(Items listed in a dataset)
/---
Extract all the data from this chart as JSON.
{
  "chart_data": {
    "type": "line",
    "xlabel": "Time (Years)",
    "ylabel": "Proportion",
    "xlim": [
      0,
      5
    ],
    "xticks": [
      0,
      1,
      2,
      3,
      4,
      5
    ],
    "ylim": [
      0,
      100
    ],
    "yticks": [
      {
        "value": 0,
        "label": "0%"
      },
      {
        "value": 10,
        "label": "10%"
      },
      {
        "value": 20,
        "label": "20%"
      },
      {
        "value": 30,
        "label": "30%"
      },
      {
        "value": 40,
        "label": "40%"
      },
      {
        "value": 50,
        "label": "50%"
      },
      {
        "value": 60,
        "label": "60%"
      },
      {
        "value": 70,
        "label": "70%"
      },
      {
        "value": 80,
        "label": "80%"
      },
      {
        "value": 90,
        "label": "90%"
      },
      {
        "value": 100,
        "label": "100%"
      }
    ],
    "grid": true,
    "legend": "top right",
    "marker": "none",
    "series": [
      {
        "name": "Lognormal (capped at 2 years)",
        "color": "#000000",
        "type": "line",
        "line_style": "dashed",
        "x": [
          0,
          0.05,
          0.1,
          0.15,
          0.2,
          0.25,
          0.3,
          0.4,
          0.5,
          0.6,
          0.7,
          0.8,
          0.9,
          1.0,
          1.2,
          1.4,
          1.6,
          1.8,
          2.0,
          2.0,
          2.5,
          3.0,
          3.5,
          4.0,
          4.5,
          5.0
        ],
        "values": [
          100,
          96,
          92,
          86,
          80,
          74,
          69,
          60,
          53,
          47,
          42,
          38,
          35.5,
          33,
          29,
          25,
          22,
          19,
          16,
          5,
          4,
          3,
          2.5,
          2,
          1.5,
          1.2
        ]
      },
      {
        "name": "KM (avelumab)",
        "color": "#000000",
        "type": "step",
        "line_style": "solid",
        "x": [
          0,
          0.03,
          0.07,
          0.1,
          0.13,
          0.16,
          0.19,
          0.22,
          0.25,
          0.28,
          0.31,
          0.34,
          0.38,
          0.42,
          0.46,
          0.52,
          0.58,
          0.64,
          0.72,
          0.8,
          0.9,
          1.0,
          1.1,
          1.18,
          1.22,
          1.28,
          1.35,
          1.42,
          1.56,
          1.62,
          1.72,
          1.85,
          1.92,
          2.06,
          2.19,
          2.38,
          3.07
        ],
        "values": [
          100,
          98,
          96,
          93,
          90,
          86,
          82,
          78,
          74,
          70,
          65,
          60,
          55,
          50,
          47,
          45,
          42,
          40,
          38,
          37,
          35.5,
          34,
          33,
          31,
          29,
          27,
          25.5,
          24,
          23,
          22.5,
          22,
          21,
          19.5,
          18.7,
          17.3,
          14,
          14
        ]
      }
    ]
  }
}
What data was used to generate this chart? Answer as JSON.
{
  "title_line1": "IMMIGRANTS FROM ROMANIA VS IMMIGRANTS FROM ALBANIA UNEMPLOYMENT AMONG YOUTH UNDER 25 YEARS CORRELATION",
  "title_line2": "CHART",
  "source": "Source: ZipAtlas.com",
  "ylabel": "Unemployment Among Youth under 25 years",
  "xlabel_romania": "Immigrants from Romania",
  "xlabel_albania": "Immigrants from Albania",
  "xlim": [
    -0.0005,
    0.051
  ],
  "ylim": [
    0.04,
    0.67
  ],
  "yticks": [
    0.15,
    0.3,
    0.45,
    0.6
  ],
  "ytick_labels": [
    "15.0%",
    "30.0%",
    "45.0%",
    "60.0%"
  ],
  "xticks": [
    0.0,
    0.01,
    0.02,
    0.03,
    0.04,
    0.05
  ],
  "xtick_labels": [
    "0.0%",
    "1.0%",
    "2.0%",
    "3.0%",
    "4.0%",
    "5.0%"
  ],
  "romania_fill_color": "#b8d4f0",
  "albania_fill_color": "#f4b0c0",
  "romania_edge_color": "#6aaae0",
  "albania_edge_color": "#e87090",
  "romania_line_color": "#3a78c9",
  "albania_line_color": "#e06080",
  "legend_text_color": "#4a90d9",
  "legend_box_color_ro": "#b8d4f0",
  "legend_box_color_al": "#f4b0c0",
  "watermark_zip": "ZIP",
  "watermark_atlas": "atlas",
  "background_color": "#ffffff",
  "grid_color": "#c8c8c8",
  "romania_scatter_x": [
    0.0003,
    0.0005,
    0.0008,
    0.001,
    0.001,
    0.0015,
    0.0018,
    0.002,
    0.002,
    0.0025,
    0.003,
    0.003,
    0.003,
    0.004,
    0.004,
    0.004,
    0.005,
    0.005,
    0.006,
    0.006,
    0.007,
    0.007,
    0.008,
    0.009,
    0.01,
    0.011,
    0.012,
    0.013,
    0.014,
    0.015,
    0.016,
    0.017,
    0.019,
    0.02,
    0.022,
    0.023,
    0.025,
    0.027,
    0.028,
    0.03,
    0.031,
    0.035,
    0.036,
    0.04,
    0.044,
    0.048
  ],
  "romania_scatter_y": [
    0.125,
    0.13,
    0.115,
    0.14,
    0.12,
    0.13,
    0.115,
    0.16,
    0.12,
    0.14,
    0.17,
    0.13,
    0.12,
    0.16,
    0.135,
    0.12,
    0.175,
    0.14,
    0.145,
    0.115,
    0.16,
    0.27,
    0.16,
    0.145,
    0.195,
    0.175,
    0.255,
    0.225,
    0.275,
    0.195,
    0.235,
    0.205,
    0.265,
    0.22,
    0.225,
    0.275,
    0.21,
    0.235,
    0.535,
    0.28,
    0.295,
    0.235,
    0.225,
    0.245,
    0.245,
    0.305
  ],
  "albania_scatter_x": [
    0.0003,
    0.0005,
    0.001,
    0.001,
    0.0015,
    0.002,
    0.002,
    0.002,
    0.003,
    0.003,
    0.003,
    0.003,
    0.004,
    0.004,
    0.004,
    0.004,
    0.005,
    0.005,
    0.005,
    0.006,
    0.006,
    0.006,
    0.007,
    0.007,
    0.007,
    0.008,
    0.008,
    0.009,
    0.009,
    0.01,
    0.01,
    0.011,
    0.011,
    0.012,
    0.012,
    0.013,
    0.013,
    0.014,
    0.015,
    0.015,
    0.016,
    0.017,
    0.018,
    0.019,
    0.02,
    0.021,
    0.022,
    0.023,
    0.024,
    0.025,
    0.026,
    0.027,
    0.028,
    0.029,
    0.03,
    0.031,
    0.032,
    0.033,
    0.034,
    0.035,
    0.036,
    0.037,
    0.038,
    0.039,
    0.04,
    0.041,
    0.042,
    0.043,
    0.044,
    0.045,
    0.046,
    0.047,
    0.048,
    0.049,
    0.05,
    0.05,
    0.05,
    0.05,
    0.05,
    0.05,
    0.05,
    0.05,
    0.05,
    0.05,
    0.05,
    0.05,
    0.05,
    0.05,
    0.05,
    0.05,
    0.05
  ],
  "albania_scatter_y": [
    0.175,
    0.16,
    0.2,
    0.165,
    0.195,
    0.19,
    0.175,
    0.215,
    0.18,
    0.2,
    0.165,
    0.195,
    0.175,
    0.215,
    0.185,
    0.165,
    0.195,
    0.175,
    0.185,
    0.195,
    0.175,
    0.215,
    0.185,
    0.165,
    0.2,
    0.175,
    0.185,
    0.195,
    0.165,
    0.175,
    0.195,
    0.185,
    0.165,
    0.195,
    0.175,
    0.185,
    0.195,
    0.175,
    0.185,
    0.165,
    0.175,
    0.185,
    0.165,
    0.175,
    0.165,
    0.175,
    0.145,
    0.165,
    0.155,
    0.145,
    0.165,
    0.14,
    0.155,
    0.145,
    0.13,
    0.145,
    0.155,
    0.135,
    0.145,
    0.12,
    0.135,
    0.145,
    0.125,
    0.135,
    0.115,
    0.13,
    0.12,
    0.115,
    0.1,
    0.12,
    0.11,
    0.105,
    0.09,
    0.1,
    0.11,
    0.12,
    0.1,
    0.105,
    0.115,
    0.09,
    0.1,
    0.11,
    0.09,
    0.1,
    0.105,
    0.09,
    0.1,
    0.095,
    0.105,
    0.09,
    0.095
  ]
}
\---
Count the lines in the entries above that include the string "ylabel", then give only that figure.

2